┌──
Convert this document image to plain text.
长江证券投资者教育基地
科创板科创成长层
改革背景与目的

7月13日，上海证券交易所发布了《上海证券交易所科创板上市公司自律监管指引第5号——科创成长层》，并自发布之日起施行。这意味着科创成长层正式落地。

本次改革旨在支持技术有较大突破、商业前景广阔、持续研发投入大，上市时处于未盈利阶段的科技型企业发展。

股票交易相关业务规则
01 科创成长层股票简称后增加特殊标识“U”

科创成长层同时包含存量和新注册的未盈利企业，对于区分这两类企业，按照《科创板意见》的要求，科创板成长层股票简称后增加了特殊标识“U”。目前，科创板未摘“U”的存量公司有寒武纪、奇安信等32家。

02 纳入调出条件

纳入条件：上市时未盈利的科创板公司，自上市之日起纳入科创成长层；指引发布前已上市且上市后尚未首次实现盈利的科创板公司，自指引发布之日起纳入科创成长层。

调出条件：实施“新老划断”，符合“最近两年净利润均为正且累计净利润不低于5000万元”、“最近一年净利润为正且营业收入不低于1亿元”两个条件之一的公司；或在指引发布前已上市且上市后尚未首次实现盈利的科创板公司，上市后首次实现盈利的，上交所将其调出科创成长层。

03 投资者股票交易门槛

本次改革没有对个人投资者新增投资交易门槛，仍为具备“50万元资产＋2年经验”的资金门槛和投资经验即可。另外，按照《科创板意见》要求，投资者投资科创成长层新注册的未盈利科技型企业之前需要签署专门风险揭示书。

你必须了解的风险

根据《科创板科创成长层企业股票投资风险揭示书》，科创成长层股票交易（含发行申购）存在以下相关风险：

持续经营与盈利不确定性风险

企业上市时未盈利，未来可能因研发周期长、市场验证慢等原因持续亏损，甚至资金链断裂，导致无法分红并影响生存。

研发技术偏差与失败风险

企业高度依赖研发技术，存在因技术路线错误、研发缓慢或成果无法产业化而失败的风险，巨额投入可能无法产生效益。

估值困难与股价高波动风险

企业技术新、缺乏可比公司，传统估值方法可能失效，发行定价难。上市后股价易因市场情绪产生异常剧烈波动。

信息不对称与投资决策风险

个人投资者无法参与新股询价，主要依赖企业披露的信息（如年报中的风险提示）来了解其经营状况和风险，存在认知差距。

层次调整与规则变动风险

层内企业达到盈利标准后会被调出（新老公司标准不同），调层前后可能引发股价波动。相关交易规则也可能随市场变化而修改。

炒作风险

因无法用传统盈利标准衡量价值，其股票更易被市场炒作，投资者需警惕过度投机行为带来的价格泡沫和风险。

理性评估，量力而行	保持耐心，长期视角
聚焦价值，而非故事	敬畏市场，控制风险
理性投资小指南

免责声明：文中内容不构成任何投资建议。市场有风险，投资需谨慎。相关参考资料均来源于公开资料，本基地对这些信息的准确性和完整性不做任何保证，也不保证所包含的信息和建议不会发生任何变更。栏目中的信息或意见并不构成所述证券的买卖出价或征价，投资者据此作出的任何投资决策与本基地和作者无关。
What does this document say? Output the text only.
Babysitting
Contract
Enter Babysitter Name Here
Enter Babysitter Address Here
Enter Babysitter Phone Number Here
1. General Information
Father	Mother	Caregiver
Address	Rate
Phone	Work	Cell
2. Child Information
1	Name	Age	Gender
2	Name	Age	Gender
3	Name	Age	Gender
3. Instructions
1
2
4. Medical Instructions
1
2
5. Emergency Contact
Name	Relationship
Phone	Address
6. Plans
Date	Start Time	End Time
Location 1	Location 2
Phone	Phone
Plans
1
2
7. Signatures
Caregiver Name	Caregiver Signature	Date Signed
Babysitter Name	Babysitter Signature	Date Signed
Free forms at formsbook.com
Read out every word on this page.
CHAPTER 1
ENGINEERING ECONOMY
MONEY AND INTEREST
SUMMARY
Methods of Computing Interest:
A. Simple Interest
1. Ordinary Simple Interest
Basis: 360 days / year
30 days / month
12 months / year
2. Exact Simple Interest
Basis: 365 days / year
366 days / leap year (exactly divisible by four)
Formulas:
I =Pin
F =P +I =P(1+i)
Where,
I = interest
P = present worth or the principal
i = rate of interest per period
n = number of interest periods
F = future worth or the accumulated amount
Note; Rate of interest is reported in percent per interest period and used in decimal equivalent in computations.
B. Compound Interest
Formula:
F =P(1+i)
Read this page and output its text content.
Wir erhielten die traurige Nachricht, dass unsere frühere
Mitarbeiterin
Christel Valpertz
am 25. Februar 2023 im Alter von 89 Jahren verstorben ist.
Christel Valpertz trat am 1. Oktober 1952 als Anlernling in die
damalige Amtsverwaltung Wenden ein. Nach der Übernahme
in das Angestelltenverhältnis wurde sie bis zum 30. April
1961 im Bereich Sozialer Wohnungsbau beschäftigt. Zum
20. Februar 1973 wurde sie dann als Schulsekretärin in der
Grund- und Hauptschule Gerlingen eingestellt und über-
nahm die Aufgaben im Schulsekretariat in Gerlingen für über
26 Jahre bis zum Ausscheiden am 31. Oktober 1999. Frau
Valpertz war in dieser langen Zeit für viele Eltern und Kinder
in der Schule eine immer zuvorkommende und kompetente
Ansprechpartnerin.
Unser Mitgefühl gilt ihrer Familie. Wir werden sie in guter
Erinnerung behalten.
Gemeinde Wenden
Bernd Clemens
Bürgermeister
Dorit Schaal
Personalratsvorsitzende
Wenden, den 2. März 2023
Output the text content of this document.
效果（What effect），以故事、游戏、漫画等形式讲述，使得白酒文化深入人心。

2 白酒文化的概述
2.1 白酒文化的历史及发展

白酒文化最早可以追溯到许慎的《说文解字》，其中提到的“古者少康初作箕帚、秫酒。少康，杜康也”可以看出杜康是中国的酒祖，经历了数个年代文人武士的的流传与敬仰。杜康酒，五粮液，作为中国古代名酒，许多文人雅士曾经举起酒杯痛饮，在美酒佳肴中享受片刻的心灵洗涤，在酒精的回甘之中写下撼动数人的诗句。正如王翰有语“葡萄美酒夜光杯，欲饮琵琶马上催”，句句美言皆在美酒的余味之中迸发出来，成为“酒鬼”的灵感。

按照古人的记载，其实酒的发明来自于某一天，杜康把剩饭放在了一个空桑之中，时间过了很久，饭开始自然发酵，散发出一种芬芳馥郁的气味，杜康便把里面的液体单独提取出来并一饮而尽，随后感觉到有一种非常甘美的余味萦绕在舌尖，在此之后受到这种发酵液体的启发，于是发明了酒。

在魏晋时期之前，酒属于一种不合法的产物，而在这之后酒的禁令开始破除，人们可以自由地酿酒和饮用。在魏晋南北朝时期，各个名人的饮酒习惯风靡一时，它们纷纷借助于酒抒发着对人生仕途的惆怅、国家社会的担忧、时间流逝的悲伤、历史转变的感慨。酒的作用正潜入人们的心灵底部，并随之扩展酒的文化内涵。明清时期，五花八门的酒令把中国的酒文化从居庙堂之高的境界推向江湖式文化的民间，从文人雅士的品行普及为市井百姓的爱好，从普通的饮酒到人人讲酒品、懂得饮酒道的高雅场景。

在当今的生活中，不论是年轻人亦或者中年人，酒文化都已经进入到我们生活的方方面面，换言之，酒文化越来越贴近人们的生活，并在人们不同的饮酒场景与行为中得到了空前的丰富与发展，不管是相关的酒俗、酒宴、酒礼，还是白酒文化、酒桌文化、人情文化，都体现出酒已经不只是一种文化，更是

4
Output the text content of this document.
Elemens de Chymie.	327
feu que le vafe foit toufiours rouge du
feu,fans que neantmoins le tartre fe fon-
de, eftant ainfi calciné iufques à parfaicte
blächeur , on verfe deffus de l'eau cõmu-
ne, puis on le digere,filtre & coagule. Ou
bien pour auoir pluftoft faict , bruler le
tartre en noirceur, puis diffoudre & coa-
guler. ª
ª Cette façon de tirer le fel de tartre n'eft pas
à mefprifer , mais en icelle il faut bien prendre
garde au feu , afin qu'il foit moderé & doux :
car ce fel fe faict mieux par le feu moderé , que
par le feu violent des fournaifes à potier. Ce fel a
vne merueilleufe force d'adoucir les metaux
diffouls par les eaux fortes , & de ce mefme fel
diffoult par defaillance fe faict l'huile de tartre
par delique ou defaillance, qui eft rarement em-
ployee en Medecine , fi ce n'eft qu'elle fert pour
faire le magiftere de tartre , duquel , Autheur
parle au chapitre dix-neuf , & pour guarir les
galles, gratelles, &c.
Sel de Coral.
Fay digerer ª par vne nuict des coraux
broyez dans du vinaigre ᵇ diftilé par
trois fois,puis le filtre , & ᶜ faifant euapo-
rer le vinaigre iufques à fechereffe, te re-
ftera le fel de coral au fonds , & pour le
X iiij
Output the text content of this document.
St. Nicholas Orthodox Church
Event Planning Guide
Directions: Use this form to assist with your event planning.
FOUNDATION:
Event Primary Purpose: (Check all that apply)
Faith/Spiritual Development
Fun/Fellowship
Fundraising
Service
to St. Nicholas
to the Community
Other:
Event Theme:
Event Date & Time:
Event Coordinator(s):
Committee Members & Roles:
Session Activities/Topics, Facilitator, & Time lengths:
└──
**Set exercise**
Gather up every line from the listing above in which the word "vinaigre" occurs.

**Complete answer**
broyez dans du vinaigre ᵇ diftilé par
rer le vinaigre iufques à fechereffe, te re-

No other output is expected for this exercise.